-- START ENTRIES --
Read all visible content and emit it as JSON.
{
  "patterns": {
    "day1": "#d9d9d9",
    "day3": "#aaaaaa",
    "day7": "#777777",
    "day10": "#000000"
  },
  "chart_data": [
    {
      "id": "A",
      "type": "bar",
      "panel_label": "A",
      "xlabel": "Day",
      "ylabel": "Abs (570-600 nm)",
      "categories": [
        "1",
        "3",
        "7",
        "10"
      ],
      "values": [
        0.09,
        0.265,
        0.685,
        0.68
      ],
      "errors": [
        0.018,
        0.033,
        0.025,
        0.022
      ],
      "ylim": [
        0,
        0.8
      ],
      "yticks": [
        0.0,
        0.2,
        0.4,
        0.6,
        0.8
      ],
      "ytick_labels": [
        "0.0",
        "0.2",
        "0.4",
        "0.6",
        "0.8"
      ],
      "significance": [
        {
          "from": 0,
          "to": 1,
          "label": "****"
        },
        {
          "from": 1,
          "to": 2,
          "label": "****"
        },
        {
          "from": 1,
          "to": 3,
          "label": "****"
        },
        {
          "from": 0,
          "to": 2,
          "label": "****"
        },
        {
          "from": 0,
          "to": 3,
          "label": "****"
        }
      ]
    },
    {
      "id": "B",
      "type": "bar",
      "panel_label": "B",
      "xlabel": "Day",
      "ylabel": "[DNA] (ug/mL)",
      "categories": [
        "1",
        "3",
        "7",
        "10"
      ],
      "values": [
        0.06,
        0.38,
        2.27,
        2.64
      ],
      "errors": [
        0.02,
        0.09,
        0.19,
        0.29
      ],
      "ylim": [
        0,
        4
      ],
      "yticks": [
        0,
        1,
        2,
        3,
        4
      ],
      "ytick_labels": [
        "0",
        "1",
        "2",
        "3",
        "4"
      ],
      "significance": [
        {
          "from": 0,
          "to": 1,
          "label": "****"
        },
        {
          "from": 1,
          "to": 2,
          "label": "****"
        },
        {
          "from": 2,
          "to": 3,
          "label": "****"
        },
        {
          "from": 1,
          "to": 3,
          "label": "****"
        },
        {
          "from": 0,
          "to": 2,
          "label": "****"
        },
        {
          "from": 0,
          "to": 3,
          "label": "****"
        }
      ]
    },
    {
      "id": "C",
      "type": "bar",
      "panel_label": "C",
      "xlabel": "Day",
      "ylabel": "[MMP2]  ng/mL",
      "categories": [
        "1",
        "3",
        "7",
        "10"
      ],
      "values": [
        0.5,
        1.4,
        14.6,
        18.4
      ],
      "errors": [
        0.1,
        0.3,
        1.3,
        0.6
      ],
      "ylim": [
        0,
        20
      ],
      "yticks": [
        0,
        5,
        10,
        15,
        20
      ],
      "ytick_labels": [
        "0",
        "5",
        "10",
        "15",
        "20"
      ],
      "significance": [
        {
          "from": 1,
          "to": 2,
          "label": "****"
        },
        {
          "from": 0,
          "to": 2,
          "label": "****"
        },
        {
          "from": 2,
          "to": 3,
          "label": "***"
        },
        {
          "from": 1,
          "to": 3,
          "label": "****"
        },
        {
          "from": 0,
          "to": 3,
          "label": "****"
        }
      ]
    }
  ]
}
-- END ENTRIES --
Return all of the data exactly as it reads.

RESPONSE TO THIS TASK |
Read all visible content and emit it as JSON.
{
  "patterns": {
    "day1": "#d9d9d9",
    "day3": "#aaaaaa",
    "day7": "#777777",
    "day10": "#000000"
  },
  "chart_data": [
    {
      "id": "A",
      "type": "bar",
      "panel_label": "A",
      "xlabel": "Day",
      "ylabel": "Abs (570-600 nm)",
      "categories": [
        "1",
        "3",
        "7",
        "10"
      ],
      "values": [
        0.09,
        0.265,
        0.685,
        0.68
      ],
      "errors": [
        0.018,
        0.033,
        0.025,
        0.022
      ],
      "ylim": [
        0,
        0.8
      ],
      "yticks": [
        0.0,
        0.2,
        0.4,
        0.6,
        0.8
      ],
      "ytick_labels": [
        "0.0",
        "0.2",
        "0.4",
        "0.6",
        "0.8"
      ],
      "significance": [
        {
          "from": 0,
          "to": 1,
          "label": "****"
        },
        {
          "from": 1,
          "to": 2,
          "label": "****"
        },
        {
          "from": 1,
          "to": 3,
          "label": "****"
        },
        {
          "from": 0,
          "to": 2,
          "label": "****"
        },
        {
          "from": 0,
          "to": 3,
          "label": "****"
        }
      ]
    },
    {
      "id": "B",
      "type": "bar",
      "panel_label": "B",
      "xlabel": "Day",
      "ylabel": "[DNA] (ug/mL)",
      "categories": [
        "1",
        "3",
        "7",
        "10"
      ],
      "values": [
        0.06,
        0.38,
        2.27,
        2.64
      ],
      "errors": [
        0.02,
        0.09,
        0.19,
        0.29
      ],
      "ylim": [
        0,
        4
      ],
      "yticks": [
        0,
        1,
        2,
        3,
        4
      ],
      "ytick_labels": [
        "0",
        "1",
        "2",
        "3",
        "4"
      ],
      "significance": [
        {
          "from": 0,
          "to": 1,
          "label": "****"
        },
        {
          "from": 1,
          "to": 2,
          "label": "****"
        },
        {
          "from": 2,
          "to": 3,
          "label": "****"
        },
        {
          "from": 1,
          "to": 3,
          "label": "****"
        },
        {
          "from": 0,
          "to": 2,
          "label": "****"
        },
        {
          "from": 0,
          "to": 3,
          "label": "****"
        }
      ]
    },
    {
      "id": "C",
      "type": "bar",
      "panel_label": "C",
      "xlabel": "Day",
      "ylabel": "[MMP2]  ng/mL",
      "categories": [
        "1",
        "3",
        "7",
        "10"
      ],
      "values": [
        0.5,
        1.4,
        14.6,
        18.4
      ],
      "errors": [
        0.1,
        0.3,
        1.3,
        0.6
      ],
      "ylim": [
        0,
        20
      ],
      "yticks": [
        0,
        5,
        10,
        15,
        20
      ],
      "ytick_labels": [
        "0",
        "5",
        "10",
        "15",
        "20"
      ],
      "significance": [
        {
          "from": 1,
          "to": 2,
          "label": "****"
        },
        {
          "from": 0,
          "to": 2,
          "label": "****"
        },
        {
          "from": 2,
          "to": 3,
          "label": "***"
        },
        {
          "from": 1,
          "to": 3,
          "label": "****"
        },
        {
          "from": 0,
          "to": 3,
          "label": "****"
        }
      ]
    }
  ]
}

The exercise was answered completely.